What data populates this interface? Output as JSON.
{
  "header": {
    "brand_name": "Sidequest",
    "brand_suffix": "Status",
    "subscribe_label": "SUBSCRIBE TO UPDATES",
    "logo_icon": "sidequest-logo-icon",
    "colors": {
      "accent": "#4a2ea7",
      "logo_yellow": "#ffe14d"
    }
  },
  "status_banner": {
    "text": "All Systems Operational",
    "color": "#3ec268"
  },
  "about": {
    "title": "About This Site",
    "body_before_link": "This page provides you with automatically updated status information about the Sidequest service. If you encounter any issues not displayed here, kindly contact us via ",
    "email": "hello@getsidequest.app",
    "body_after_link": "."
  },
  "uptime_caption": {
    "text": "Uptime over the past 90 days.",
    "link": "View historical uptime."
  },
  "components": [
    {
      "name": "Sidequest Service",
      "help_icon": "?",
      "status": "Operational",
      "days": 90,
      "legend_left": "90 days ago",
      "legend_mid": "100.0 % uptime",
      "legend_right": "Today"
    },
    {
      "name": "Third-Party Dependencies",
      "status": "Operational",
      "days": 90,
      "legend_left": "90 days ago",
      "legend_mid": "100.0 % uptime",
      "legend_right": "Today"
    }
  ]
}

---+---

WORK REQUIRED: Extract the complete listing above, reproducing each line exactly.

CORRECT OUTPUT:
What data populates this interface? Output as JSON.
{
  "header": {
    "brand_name": "Sidequest",
    "brand_suffix": "Status",
    "subscribe_label": "SUBSCRIBE TO UPDATES",
    "logo_icon": "sidequest-logo-icon",
    "colors": {
      "accent": "#4a2ea7",
      "logo_yellow": "#ffe14d"
    }
  },
  "status_banner": {
    "text": "All Systems Operational",
    "color": "#3ec268"
  },
  "about": {
    "title": "About This Site",
    "body_before_link": "This page provides you with automatically updated status information about the Sidequest service. If you encounter any issues not displayed here, kindly contact us via ",
    "email": "hello@getsidequest.app",
    "body_after_link": "."
  },
  "uptime_caption": {
    "text": "Uptime over the past 90 days.",
    "link": "View historical uptime."
  },
  "components": [
    {
      "name": "Sidequest Service",
      "help_icon": "?",
      "status": "Operational",
      "days": 90,
      "legend_left": "90 days ago",
      "legend_mid": "100.0 % uptime",
      "legend_right": "Today"
    },
    {
      "name": "Third-Party Dependencies",
      "status": "Operational",
      "days": 90,
      "legend_left": "90 days ago",
      "legend_mid": "100.0 % uptime",
      "legend_right": "Today"
    }
  ]
}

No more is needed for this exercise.